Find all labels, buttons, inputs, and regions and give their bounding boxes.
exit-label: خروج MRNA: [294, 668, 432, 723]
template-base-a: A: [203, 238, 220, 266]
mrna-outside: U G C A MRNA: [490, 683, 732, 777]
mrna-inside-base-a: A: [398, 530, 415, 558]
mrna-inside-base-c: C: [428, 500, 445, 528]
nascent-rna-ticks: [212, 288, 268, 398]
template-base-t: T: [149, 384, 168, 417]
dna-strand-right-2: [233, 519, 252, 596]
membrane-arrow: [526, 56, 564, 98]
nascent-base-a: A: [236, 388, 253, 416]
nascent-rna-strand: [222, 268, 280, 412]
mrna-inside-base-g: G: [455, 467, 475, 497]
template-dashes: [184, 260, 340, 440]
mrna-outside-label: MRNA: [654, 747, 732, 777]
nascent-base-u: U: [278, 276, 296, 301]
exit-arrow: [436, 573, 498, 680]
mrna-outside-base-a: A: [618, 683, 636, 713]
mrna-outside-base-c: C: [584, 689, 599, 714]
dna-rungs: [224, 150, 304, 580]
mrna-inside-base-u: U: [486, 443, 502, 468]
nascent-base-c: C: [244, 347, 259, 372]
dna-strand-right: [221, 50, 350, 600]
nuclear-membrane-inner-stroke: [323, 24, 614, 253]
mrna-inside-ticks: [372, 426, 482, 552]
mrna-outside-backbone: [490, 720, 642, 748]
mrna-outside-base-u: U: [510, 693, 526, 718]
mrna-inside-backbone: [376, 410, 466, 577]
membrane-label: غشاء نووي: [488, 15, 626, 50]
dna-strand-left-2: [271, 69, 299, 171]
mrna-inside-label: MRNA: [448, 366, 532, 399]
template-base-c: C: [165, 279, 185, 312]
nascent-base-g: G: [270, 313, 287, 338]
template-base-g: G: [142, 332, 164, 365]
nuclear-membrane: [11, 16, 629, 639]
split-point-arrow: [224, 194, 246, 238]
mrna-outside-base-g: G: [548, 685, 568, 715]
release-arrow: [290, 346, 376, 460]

———

### EXERCISE
When a line contains the string "nascent", copy it from the records.

### WRITTEN ANSWER
nascent-rna-ticks: [212, 288, 268, 398]
nascent-base-a: A: [236, 388, 253, 416]
nascent-rna-strand: [222, 268, 280, 412]
nascent-base-u: U: [278, 276, 296, 301]
nascent-base-c: C: [244, 347, 259, 372]
nascent-base-g: G: [270, 313, 287, 338]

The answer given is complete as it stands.